• [TASK TO COMPLETE]:
Copy these lines out word for word, covering all of the material.

Layout region records:
....................
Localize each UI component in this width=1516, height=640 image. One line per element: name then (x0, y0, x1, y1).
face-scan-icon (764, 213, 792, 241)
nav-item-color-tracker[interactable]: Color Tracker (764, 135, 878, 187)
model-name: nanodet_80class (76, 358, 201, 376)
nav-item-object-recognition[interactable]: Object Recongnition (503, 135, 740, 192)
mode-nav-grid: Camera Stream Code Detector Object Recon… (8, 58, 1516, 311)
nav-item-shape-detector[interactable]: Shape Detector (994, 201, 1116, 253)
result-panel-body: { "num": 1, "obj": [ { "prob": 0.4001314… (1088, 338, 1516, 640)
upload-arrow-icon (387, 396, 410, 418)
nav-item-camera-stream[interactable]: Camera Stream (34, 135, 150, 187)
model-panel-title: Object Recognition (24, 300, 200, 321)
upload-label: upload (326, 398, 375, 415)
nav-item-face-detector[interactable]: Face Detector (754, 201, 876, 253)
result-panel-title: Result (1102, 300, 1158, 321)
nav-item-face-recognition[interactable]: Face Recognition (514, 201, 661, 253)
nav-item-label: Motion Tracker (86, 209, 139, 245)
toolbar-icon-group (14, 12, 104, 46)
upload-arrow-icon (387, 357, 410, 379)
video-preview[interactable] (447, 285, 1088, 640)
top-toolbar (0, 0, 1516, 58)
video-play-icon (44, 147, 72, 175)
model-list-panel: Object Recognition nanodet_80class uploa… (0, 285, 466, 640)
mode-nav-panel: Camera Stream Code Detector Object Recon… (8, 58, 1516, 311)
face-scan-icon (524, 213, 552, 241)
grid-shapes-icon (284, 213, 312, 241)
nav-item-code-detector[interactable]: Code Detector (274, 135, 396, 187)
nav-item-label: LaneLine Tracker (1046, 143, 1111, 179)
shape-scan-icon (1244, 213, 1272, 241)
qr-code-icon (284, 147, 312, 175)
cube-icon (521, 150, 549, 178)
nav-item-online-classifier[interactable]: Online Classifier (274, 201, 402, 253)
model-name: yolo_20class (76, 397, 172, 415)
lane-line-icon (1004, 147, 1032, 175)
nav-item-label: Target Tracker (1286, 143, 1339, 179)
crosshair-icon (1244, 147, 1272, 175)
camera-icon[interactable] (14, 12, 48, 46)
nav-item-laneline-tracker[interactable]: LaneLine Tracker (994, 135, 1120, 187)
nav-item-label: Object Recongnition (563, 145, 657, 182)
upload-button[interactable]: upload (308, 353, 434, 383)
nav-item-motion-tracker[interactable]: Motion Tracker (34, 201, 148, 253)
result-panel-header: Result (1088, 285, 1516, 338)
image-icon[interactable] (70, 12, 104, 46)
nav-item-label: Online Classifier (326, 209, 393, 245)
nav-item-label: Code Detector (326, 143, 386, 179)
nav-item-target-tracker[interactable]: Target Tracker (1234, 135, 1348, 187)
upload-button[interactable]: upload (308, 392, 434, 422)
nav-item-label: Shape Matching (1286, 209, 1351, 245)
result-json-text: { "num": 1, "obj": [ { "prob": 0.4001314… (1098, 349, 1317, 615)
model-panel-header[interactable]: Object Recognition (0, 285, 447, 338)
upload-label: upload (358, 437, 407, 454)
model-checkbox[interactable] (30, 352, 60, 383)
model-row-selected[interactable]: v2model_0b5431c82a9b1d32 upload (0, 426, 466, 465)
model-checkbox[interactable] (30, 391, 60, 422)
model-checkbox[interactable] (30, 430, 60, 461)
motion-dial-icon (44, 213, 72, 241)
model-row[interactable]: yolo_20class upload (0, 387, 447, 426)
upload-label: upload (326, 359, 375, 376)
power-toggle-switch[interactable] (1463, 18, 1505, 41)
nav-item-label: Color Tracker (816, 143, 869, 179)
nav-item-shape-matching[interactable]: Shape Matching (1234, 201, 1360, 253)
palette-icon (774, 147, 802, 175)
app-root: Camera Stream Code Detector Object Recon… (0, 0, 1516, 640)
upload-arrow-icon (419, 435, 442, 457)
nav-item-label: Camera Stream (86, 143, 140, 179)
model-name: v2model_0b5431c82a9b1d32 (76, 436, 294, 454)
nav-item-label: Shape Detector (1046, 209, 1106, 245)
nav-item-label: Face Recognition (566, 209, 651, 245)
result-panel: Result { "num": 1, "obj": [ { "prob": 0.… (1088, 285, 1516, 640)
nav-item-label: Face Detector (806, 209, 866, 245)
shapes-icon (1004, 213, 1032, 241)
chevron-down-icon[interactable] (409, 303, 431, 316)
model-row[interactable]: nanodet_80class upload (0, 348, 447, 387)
....................
• [COMPLETE RESPONSE]:
Localize each UI component in this width=1516, height=640 image. One line per element: name then (x0, y0, x1, y1).
face-scan-icon (764, 213, 792, 241)
nav-item-color-tracker[interactable]: Color Tracker (764, 135, 878, 187)
model-name: nanodet_80class (76, 358, 201, 376)
nav-item-object-recognition[interactable]: Object Recongnition (503, 135, 740, 192)
mode-nav-grid: Camera Stream Code Detector Object Recon… (8, 58, 1516, 311)
nav-item-shape-detector[interactable]: Shape Detector (994, 201, 1116, 253)
result-panel-body: { "num": 1, "obj": [ { "prob": 0.4001314… (1088, 338, 1516, 640)
upload-arrow-icon (387, 396, 410, 418)
nav-item-camera-stream[interactable]: Camera Stream (34, 135, 150, 187)
model-panel-title: Object Recognition (24, 300, 200, 321)
upload-label: upload (326, 398, 375, 415)
nav-item-face-detector[interactable]: Face Detector (754, 201, 876, 253)
result-panel-title: Result (1102, 300, 1158, 321)
nav-item-face-recognition[interactable]: Face Recognition (514, 201, 661, 253)
nav-item-label: Motion Tracker (86, 209, 139, 245)
toolbar-icon-group (14, 12, 104, 46)
upload-arrow-icon (387, 357, 410, 379)
video-preview[interactable] (447, 285, 1088, 640)
top-toolbar (0, 0, 1516, 58)
video-play-icon (44, 147, 72, 175)
model-list-panel: Object Recognition nanodet_80class uploa… (0, 285, 466, 640)
mode-nav-panel: Camera Stream Code Detector Object Recon… (8, 58, 1516, 311)
face-scan-icon (524, 213, 552, 241)
grid-shapes-icon (284, 213, 312, 241)
nav-item-code-detector[interactable]: Code Detector (274, 135, 396, 187)
nav-item-label: LaneLine Tracker (1046, 143, 1111, 179)
shape-scan-icon (1244, 213, 1272, 241)
qr-code-icon (284, 147, 312, 175)
cube-icon (521, 150, 549, 178)
nav-item-online-classifier[interactable]: Online Classifier (274, 201, 402, 253)
model-name: yolo_20class (76, 397, 172, 415)
lane-line-icon (1004, 147, 1032, 175)
nav-item-label: Target Tracker (1286, 143, 1339, 179)
crosshair-icon (1244, 147, 1272, 175)
camera-icon[interactable] (14, 12, 48, 46)
nav-item-laneline-tracker[interactable]: LaneLine Tracker (994, 135, 1120, 187)
nav-item-label: Object Recongnition (563, 145, 657, 182)
upload-button[interactable]: upload (308, 353, 434, 383)
nav-item-motion-tracker[interactable]: Motion Tracker (34, 201, 148, 253)
result-panel-header: Result (1088, 285, 1516, 338)
image-icon[interactable] (70, 12, 104, 46)
nav-item-label: Online Classifier (326, 209, 393, 245)
nav-item-label: Code Detector (326, 143, 386, 179)
nav-item-target-tracker[interactable]: Target Tracker (1234, 135, 1348, 187)
upload-button[interactable]: upload (308, 392, 434, 422)
nav-item-label: Shape Matching (1286, 209, 1351, 245)
result-json-text: { "num": 1, "obj": [ { "prob": 0.4001314… (1098, 349, 1317, 615)
model-panel-header[interactable]: Object Recognition (0, 285, 447, 338)
upload-label: upload (358, 437, 407, 454)
model-checkbox[interactable] (30, 352, 60, 383)
model-row-selected[interactable]: v2model_0b5431c82a9b1d32 upload (0, 426, 466, 465)
model-checkbox[interactable] (30, 391, 60, 422)
model-checkbox[interactable] (30, 430, 60, 461)
motion-dial-icon (44, 213, 72, 241)
model-row[interactable]: yolo_20class upload (0, 387, 447, 426)
upload-label: upload (326, 359, 375, 376)
power-toggle-switch[interactable] (1463, 18, 1505, 41)
nav-item-label: Color Tracker (816, 143, 869, 179)
nav-item-shape-matching[interactable]: Shape Matching (1234, 201, 1360, 253)
palette-icon (774, 147, 802, 175)
app-root: Camera Stream Code Detector Object Recon… (0, 0, 1516, 640)
upload-arrow-icon (419, 435, 442, 457)
nav-item-label: Camera Stream (86, 143, 140, 179)
model-name: v2model_0b5431c82a9b1d32 (76, 436, 294, 454)
nav-item-label: Shape Detector (1046, 209, 1106, 245)
nav-item-label: Face Recognition (566, 209, 651, 245)
result-panel: Result { "num": 1, "obj": [ { "prob": 0.… (1088, 285, 1516, 640)
nav-item-label: Face Detector (806, 209, 866, 245)
shapes-icon (1004, 213, 1032, 241)
chevron-down-icon[interactable] (409, 303, 431, 316)
model-row[interactable]: nanodet_80class upload (0, 348, 447, 387)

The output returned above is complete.